***** Extracted records *****

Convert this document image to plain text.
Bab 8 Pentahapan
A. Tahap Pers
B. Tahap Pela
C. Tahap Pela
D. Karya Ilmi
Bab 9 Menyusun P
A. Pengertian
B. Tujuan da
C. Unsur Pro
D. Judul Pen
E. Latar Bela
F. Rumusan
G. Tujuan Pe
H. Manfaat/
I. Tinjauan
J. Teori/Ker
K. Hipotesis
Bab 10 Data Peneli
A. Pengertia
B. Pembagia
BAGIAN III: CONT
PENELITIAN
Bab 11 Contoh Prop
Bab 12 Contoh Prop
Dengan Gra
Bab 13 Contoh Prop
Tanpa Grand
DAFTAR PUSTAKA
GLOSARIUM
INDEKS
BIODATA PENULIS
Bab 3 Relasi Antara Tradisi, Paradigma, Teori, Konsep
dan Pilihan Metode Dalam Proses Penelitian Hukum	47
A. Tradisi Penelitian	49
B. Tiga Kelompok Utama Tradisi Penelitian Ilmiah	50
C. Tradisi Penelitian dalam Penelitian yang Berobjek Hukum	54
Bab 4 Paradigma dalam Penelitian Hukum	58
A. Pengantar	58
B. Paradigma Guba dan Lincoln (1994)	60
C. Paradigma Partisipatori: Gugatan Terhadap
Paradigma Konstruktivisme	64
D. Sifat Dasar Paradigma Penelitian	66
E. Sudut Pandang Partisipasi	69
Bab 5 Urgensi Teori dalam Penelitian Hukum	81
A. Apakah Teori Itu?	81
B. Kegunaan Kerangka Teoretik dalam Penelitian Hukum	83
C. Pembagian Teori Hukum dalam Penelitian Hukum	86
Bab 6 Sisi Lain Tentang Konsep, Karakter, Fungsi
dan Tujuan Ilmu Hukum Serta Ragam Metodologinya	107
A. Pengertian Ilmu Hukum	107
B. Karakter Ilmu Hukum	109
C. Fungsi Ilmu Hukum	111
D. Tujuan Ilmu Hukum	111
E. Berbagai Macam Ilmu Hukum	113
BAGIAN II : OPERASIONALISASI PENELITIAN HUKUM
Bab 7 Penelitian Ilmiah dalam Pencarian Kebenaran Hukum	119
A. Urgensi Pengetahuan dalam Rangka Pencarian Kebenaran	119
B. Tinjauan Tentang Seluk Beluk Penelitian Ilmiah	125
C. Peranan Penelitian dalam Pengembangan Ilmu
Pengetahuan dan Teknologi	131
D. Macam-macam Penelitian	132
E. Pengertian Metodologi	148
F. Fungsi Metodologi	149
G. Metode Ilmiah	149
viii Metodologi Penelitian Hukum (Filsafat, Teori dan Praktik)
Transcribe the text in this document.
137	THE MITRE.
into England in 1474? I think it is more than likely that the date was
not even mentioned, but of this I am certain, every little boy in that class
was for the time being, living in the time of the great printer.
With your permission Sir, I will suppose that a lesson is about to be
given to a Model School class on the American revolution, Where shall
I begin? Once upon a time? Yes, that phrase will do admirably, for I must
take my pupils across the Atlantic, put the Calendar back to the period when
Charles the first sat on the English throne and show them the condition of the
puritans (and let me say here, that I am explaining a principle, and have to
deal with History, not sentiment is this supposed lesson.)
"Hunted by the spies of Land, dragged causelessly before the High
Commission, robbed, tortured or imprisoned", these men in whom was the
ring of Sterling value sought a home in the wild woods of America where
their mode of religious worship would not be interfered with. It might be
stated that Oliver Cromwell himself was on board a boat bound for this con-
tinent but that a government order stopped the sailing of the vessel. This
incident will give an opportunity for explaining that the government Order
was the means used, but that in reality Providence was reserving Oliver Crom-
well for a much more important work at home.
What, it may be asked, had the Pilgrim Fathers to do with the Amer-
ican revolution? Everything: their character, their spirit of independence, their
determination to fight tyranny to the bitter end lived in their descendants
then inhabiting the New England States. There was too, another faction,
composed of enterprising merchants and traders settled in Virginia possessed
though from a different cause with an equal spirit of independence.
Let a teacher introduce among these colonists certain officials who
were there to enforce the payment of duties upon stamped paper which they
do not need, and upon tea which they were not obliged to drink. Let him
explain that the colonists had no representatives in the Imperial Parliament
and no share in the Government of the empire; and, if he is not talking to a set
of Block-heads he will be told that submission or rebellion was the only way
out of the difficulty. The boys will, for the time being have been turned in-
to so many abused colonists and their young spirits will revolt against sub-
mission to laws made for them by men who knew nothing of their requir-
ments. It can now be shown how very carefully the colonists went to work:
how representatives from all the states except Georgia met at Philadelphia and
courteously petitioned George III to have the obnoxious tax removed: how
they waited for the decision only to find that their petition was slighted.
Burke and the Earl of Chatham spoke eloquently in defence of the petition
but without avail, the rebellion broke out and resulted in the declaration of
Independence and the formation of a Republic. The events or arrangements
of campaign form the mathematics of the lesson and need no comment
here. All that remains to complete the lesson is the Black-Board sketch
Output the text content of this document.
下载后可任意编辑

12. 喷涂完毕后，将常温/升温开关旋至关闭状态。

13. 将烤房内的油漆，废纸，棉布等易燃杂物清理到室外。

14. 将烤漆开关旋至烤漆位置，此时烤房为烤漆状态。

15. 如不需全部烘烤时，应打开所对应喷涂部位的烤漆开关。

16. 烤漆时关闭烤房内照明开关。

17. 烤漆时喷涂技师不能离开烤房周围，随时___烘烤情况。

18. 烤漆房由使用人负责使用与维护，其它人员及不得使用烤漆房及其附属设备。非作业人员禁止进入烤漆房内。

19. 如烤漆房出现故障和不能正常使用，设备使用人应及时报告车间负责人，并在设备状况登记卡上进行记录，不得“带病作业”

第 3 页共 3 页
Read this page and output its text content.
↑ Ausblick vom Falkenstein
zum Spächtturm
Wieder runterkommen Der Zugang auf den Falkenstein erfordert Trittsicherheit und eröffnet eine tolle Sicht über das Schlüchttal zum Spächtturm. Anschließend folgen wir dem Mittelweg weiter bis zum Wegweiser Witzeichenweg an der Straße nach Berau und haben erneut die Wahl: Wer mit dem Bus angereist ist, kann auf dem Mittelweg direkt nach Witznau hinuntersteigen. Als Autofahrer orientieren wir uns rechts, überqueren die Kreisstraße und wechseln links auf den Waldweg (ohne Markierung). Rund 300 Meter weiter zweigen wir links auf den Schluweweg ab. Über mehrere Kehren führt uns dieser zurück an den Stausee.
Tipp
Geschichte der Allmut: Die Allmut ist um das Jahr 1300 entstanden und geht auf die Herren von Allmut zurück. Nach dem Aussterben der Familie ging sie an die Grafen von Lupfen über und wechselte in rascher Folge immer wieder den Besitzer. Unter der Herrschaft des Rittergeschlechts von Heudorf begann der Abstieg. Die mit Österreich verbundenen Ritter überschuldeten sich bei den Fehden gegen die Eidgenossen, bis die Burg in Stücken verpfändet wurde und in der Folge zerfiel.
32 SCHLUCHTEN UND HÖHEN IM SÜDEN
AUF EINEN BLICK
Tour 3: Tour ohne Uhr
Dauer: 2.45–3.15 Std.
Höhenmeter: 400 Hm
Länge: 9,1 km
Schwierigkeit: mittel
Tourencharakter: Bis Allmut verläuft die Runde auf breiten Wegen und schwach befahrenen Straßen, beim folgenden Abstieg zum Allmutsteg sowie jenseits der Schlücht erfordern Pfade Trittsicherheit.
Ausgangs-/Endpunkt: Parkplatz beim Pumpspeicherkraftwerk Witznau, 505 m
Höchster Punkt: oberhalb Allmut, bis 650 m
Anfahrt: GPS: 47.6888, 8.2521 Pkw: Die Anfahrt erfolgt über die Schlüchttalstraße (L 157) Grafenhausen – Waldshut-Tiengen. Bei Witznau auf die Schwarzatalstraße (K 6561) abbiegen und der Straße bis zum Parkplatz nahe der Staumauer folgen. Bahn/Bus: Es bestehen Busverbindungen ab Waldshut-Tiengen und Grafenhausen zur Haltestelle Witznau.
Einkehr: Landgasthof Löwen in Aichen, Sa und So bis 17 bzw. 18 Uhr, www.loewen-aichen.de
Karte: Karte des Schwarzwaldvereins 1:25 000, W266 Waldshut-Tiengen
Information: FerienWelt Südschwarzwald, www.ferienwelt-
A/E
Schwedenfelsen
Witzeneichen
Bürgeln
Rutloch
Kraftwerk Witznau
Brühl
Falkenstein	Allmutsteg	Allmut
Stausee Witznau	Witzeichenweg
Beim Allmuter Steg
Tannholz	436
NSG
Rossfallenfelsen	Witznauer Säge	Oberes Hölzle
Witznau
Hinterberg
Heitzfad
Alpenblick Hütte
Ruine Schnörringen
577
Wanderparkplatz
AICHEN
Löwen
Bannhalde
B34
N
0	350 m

*****

Given exercise » Pull out every line in the material above where "text" occurs.

Solution to this exercise »
Convert this document image to plain text.
Transcribe the text in this document.
Output the text content of this document.
Read this page and output its text content.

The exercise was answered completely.